GIVEN EXERCISE:
Scan the material and copy every line in which "регламентно" appears.

Dataset items:

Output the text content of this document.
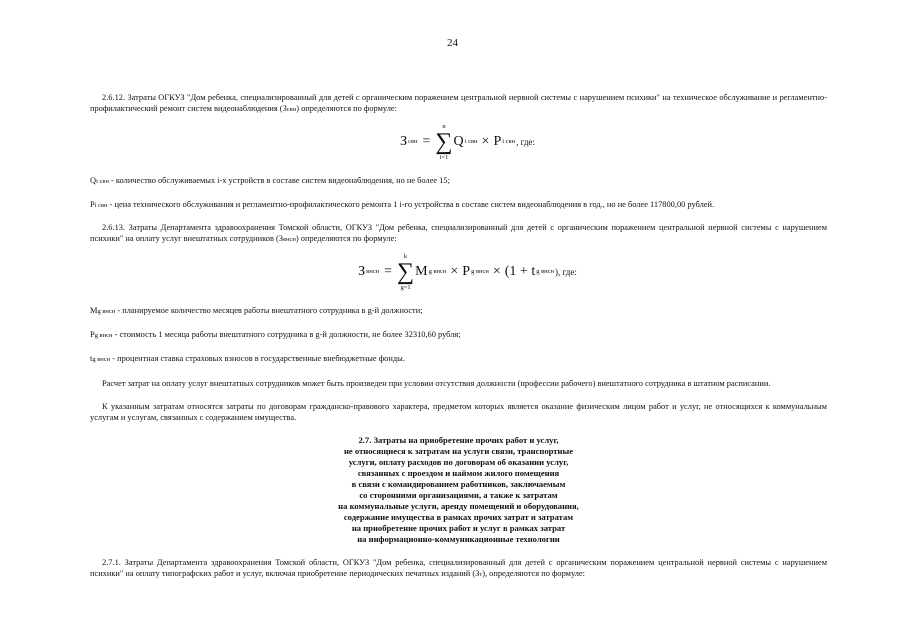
24

2.6.12. Затраты ОГКУЗ "Дом ребенка, специализированный для детей с органическим поражением центральной нервной системы с нарушением психики" на техническое обслуживание и регламентно-профилактический ремонт систем видеонаблюдения (Зсвн) определяются по формуле:

З свн =
n
∑
i=1
Q i свн × P i свн , где:

Qi свн - количество обслуживаемых i-х устройств в составе систем видеонаблюдения, но не более 15;

Pi свн - цена технического обслуживания и регламентно-профилактического ремонта 1 i-го устройства в составе систем видеонаблюдения в год., но не более 117800,00 рублей.

2.6.13. Затраты Департамента здравоохранения Томской области, ОГКУЗ "Дом ребенка, специализированный для детей с органическим поражением центральной нервной системы с нарушением психики" на оплату услуг внештатных сотрудников (Звнсн) определяются по формуле:

З внсн =
k
∑
g=1
M g внсн × P g внсн × (1 + t g внсн ), где:

Mg внсн - планируемое количество месяцев работы внештатного сотрудника в g-й должности;

Pg внсн - стоимость 1 месяца работы внештатного сотрудника в g-й должности, не более 32310,60 рубля;

tg внсн - процентная ставка страховых взносов в государственные внебюджетные фонды.

Расчет затрат на оплату услуг внештатных сотрудников может быть произведен при условии отсутствия должности (профессии рабочего) внештатного сотрудника в штатном расписании.

К указанным затратам относятся затраты по договорам гражданско-правового характера, предметом которых является оказание физическим лицом работ и услуг, не относящихся к коммунальным услугам и услугам, связанных с содержанием имущества.

2.7. Затраты на приобретение прочих работ и услуг,
не относящиеся к затратам на услуги связи, транспортные
услуги, оплату расходов по договорам об оказании услуг,
связанных с проездом и наймом жилого помещения
в связи с командированием работников, заключаемым
со сторонними организациями, а также к затратам
на коммунальные услуги, аренду помещений и оборудования,
содержание имущества в рамках прочих затрат и затратам
на приобретение прочих работ и услуг в рамках затрат
на информационно-коммуникационные технологии

2.7.1. Затраты Департамента здравоохранения Томской области, ОГКУЗ "Дом ребенка, специализированный для детей с органическим поражением центральной нервной системы с нарушением психики" на оплату типографских работ и услуг, включая приобретение периодических печатных изданий (Зт), определяются по формуле:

FULL OUTPUT:
2.6.12. Затраты ОГКУЗ "Дом ребенка, специализированный для детей с органическим поражением центральной нервной системы с нарушением психики" на техническое обслуживание и регламентно-профилактический ремонт систем видеонаблюдения (Зсвн) определяются по формуле:
Pi свн - цена технического обслуживания и регламентно-профилактического ремонта 1 i-го устройства в составе систем видеонаблюдения в год., но не более 117800,00 рублей.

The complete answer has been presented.